EXERCISE PROMPT. Emit the entire listing verbatim.

* * * * * * * * *

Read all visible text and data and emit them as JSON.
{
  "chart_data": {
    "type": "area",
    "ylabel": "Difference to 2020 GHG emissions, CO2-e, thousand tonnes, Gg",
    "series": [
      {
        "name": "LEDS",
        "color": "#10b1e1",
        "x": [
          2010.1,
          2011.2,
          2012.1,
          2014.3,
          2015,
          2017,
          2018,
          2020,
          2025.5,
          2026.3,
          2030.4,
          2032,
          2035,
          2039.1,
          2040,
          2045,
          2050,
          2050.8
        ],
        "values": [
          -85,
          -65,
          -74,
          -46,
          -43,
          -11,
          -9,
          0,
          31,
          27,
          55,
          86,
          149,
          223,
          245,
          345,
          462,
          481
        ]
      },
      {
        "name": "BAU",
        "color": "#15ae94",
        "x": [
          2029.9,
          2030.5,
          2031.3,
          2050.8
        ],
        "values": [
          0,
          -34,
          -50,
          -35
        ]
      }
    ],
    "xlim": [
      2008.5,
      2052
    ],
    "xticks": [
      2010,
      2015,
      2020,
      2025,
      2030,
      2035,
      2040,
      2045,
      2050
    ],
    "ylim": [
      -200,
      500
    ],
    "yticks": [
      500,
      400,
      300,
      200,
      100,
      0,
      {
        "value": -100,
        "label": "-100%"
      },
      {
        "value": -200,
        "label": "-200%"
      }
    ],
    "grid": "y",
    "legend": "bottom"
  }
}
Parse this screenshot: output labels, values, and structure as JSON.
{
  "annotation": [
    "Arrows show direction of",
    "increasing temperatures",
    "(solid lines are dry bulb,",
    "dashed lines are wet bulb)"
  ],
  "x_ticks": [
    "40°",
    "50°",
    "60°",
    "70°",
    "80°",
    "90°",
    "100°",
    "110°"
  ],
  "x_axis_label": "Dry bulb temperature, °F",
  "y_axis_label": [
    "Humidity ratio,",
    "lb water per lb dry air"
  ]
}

* * * * * * * * *

SOLUTION.
Read all visible text and data and emit them as JSON.
{
  "chart_data": {
    "type": "area",
    "ylabel": "Difference to 2020 GHG emissions, CO2-e, thousand tonnes, Gg",
    "series": [
      {
        "name": "LEDS",
        "color": "#10b1e1",
        "x": [
          2010.1,
          2011.2,
          2012.1,
          2014.3,
          2015,
          2017,
          2018,
          2020,
          2025.5,
          2026.3,
          2030.4,
          2032,
          2035,
          2039.1,
          2040,
          2045,
          2050,
          2050.8
        ],
        "values": [
          -85,
          -65,
          -74,
          -46,
          -43,
          -11,
          -9,
          0,
          31,
          27,
          55,
          86,
          149,
          223,
          245,
          345,
          462,
          481
        ]
      },
      {
        "name": "BAU",
        "color": "#15ae94",
        "x": [
          2029.9,
          2030.5,
          2031.3,
          2050.8
        ],
        "values": [
          0,
          -34,
          -50,
          -35
        ]
      }
    ],
    "xlim": [
      2008.5,
      2052
    ],
    "xticks": [
      2010,
      2015,
      2020,
      2025,
      2030,
      2035,
      2040,
      2045,
      2050
    ],
    "ylim": [
      -200,
      500
    ],
    "yticks": [
      500,
      400,
      300,
      200,
      100,
      0,
      {
        "value": -100,
        "label": "-100%"
      },
      {
        "value": -200,
        "label": "-200%"
      }
    ],
    "grid": "y",
    "legend": "bottom"
  }
}
Parse this screenshot: output labels, values, and structure as JSON.
{
  "annotation": [
    "Arrows show direction of",
    "increasing temperatures",
    "(solid lines are dry bulb,",
    "dashed lines are wet bulb)"
  ],
  "x_ticks": [
    "40°",
    "50°",
    "60°",
    "70°",
    "80°",
    "90°",
    "100°",
    "110°"
  ],
  "x_axis_label": "Dry bulb temperature, °F",
  "y_axis_label": [
    "Humidity ratio,",
    "lb water per lb dry air"
  ]
}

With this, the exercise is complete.